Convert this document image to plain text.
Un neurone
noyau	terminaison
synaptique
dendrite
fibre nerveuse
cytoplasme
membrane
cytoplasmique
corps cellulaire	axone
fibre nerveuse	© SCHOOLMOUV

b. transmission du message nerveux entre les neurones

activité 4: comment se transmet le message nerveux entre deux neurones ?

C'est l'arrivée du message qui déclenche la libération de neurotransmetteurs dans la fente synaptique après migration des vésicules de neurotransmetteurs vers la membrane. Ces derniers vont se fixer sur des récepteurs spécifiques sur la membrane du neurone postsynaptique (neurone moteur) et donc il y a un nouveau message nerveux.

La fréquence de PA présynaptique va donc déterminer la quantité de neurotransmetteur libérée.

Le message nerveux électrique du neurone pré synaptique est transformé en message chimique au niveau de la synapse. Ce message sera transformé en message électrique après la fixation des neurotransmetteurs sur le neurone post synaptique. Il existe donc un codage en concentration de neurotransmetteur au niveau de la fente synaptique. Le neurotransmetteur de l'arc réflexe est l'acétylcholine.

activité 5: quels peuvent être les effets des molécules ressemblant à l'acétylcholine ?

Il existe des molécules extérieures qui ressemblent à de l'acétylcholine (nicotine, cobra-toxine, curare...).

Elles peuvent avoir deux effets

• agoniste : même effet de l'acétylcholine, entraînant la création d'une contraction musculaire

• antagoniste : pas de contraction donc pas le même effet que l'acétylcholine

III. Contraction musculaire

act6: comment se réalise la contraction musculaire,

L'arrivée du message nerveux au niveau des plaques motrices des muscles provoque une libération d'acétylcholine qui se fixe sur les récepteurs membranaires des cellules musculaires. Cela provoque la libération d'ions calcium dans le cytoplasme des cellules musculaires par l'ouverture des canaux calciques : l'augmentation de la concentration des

::::

Write out each entry again, word for word.

Convert this document image to plain text.
Un neurone
noyau	terminaison
synaptique
dendrite
fibre nerveuse
cytoplasme
membrane
cytoplasmique
corps cellulaire	axone
fibre nerveuse	© SCHOOLMOUV

b. transmission du message nerveux entre les neurones

activité 4: comment se transmet le message nerveux entre deux neurones ?

C'est l'arrivée du message qui déclenche la libération de neurotransmetteurs dans la fente synaptique après migration des vésicules de neurotransmetteurs vers la membrane. Ces derniers vont se fixer sur des récepteurs spécifiques sur la membrane du neurone postsynaptique (neurone moteur) et donc il y a un nouveau message nerveux.

La fréquence de PA présynaptique va donc déterminer la quantité de neurotransmetteur libérée.

Le message nerveux électrique du neurone pré synaptique est transformé en message chimique au niveau de la synapse. Ce message sera transformé en message électrique après la fixation des neurotransmetteurs sur le neurone post synaptique. Il existe donc un codage en concentration de neurotransmetteur au niveau de la fente synaptique. Le neurotransmetteur de l'arc réflexe est l'acétylcholine.

activité 5: quels peuvent être les effets des molécules ressemblant à l'acétylcholine ?

Il existe des molécules extérieures qui ressemblent à de l'acétylcholine (nicotine, cobra-toxine, curare...).

Elles peuvent avoir deux effets

• agoniste : même effet de l'acétylcholine, entraînant la création d'une contraction musculaire

• antagoniste : pas de contraction donc pas le même effet que l'acétylcholine

III. Contraction musculaire

act6: comment se réalise la contraction musculaire,

L'arrivée du message nerveux au niveau des plaques motrices des muscles provoque une libération d'acétylcholine qui se fixe sur les récepteurs membranaires des cellules musculaires. Cela provoque la libération d'ions calcium dans le cytoplasme des cellules musculaires par l'ouverture des canaux calciques : l'augmentation de la concentration des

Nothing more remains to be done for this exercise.